Of the lines listed below, how many contain the string "ligneuses"? Answer with the number alone.

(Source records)
** START **

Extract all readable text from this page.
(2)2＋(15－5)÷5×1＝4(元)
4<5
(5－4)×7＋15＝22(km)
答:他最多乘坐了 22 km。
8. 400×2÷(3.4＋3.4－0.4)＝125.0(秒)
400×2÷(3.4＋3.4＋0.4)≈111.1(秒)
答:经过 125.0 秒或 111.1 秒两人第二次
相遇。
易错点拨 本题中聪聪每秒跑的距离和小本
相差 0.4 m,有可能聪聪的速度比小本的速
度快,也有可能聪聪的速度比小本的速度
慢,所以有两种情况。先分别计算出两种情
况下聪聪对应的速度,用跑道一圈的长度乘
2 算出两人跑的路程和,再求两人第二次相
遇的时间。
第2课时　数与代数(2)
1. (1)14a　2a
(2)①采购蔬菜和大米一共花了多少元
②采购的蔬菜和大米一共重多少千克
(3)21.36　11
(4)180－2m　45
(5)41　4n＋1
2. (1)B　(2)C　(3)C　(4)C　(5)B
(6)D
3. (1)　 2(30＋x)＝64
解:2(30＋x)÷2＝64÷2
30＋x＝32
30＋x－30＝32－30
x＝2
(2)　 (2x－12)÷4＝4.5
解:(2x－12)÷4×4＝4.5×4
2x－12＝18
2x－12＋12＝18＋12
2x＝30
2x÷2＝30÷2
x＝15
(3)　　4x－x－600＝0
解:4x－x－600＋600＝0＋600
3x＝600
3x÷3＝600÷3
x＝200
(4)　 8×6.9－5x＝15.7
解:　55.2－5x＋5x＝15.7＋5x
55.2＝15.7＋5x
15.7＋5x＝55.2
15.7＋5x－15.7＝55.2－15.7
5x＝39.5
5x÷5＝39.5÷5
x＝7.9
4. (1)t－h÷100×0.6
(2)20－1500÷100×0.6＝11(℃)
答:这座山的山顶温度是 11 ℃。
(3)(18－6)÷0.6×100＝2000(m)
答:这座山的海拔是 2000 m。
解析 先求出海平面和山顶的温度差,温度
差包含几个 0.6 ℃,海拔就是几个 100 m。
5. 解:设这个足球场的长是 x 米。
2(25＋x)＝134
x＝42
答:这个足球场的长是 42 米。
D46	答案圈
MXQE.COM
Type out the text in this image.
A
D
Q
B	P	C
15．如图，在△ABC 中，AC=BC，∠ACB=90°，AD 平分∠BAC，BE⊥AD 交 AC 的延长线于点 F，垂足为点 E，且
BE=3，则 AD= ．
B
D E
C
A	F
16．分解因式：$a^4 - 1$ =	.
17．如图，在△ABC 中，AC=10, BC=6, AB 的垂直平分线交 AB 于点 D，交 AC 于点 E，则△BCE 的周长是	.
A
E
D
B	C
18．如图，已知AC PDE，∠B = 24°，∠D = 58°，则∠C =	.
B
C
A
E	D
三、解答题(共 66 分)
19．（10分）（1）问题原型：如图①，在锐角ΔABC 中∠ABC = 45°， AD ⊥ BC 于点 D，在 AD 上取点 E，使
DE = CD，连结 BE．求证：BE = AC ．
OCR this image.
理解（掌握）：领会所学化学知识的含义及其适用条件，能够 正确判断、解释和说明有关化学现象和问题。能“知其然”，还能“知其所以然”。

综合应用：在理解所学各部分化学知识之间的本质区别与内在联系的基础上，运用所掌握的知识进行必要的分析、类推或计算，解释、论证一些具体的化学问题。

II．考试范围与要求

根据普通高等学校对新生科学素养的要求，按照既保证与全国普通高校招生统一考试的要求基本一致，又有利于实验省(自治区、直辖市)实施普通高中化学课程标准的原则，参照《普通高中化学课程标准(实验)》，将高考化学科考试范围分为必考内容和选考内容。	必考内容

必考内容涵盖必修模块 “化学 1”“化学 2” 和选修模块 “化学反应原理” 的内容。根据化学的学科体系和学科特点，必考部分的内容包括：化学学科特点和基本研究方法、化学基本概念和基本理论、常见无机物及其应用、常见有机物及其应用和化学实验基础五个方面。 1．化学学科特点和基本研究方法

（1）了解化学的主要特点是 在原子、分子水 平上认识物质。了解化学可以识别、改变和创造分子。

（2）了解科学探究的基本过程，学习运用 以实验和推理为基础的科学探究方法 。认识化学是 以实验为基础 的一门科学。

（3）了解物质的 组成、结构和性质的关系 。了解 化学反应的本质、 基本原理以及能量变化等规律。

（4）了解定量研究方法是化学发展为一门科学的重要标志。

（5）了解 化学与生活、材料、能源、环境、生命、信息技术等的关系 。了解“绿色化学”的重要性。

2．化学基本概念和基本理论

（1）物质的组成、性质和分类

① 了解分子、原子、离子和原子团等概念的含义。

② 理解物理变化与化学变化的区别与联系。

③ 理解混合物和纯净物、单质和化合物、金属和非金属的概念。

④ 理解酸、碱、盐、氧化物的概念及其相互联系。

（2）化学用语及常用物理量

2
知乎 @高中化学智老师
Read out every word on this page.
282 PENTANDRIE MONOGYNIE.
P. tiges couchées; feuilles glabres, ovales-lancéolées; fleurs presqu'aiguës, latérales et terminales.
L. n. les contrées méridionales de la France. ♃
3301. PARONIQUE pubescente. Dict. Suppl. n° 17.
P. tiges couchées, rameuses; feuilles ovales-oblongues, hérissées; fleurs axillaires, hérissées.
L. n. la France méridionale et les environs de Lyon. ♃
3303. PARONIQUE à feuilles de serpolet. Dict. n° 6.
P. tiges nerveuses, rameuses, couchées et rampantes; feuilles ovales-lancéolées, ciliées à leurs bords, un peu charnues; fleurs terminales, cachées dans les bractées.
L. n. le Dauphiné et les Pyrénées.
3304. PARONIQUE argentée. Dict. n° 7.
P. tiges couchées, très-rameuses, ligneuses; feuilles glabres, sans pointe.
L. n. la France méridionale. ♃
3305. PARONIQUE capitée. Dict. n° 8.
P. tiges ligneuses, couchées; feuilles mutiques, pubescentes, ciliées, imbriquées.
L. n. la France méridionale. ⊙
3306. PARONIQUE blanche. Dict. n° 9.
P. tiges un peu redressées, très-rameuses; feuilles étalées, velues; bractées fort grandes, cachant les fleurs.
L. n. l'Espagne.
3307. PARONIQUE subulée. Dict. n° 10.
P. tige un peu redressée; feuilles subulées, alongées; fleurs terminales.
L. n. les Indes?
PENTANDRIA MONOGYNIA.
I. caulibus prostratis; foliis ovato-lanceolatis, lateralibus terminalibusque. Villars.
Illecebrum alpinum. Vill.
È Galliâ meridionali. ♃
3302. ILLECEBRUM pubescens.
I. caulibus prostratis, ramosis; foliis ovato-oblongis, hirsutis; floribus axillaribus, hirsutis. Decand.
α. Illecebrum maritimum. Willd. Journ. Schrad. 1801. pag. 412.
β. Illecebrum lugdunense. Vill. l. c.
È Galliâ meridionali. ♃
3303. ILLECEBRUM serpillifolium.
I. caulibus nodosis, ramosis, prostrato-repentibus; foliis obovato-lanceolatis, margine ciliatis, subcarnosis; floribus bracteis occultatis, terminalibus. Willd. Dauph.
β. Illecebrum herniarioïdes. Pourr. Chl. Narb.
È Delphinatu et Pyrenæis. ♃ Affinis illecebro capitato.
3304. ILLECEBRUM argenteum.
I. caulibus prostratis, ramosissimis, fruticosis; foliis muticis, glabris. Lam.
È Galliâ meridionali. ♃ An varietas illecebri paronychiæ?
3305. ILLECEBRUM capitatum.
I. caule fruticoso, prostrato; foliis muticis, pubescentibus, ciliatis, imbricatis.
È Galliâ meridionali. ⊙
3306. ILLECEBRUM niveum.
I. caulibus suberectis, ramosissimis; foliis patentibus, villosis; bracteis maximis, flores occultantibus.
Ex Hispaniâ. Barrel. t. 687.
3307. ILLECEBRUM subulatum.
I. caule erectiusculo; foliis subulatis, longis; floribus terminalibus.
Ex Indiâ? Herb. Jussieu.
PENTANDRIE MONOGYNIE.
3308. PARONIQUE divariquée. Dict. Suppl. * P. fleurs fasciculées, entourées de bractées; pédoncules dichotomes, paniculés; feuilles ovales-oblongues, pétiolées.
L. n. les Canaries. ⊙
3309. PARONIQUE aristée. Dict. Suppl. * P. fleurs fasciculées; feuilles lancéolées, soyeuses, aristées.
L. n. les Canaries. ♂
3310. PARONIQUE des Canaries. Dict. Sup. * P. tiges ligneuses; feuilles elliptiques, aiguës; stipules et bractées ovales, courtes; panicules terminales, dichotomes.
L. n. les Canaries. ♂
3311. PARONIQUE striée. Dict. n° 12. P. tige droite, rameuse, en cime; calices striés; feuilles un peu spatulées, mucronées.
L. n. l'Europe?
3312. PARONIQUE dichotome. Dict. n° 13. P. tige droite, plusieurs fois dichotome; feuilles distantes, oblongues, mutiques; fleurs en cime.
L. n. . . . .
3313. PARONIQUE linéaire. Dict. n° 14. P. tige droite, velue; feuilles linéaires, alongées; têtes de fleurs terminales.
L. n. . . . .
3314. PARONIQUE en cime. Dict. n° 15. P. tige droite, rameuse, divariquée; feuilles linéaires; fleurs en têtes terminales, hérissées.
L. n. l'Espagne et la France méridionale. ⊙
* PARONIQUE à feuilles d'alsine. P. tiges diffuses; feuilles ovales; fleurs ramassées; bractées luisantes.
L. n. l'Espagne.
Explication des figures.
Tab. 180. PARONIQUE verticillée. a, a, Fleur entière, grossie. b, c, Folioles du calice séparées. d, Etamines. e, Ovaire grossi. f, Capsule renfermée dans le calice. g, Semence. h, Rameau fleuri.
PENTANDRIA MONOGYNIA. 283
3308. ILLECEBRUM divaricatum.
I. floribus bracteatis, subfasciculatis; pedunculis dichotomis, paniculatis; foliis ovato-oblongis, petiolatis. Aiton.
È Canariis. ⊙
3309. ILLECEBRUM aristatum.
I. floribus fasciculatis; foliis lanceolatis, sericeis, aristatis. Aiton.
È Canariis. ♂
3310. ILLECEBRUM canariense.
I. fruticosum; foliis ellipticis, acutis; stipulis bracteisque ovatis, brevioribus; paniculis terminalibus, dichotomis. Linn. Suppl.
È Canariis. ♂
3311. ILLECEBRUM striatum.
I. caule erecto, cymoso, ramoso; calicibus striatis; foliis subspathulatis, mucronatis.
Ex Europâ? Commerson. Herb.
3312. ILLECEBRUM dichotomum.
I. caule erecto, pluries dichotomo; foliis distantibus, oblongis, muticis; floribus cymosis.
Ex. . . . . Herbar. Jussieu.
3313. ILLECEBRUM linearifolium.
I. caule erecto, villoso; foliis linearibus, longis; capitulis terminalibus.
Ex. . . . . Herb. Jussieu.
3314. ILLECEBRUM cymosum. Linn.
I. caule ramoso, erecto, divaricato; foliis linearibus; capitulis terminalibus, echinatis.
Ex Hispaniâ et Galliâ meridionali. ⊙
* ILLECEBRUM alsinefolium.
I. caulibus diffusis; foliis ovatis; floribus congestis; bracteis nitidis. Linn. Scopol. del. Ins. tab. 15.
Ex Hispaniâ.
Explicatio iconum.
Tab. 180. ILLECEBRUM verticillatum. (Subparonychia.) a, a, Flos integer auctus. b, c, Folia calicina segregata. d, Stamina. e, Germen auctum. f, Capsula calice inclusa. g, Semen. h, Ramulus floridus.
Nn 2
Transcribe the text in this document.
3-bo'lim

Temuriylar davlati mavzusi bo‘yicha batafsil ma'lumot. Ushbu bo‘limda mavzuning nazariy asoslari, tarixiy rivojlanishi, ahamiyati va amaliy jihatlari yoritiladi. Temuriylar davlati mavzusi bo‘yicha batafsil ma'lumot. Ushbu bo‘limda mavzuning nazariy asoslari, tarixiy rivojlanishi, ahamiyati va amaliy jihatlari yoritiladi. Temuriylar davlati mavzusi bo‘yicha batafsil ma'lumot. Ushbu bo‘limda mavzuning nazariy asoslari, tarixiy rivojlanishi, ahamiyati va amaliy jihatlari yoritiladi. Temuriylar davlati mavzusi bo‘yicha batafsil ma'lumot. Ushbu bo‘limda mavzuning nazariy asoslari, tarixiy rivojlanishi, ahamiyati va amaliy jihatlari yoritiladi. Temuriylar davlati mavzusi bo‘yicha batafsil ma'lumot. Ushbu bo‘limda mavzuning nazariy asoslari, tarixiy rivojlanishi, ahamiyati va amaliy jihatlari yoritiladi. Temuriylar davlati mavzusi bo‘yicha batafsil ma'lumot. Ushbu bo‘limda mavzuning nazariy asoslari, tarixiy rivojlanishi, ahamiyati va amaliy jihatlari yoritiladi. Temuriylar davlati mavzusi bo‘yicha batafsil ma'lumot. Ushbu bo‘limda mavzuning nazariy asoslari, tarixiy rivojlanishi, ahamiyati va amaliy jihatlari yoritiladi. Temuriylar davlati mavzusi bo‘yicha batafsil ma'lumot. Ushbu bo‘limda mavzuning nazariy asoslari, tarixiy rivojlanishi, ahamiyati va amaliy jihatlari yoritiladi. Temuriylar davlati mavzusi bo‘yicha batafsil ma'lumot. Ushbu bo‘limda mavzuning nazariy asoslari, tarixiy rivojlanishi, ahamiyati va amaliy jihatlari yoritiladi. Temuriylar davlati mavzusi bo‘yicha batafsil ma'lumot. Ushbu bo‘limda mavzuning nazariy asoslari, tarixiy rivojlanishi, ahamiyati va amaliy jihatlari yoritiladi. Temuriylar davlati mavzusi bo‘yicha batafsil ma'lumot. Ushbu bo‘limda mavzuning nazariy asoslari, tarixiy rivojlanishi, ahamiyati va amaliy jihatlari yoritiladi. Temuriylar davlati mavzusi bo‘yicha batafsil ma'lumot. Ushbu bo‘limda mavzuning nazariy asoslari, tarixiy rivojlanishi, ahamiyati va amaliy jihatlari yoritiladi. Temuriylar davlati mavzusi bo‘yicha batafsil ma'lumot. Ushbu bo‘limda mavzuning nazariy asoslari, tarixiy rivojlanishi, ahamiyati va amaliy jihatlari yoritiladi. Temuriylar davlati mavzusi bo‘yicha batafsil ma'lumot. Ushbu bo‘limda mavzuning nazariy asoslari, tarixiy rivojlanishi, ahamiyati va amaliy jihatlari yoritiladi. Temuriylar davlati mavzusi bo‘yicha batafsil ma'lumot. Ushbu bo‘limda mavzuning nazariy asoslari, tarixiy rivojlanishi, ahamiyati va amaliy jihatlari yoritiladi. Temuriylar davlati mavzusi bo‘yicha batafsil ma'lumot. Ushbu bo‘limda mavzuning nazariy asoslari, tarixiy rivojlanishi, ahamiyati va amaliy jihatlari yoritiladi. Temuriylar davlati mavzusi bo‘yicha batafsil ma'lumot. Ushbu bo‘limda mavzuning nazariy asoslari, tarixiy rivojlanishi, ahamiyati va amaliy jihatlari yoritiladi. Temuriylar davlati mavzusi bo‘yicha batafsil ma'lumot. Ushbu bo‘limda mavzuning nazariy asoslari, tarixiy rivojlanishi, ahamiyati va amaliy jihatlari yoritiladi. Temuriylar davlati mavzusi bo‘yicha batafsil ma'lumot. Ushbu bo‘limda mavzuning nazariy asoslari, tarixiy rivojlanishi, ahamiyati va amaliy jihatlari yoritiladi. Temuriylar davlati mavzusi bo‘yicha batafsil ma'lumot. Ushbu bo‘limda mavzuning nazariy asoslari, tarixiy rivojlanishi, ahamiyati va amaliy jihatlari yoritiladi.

** END **

◆ TASK RESPONSE
3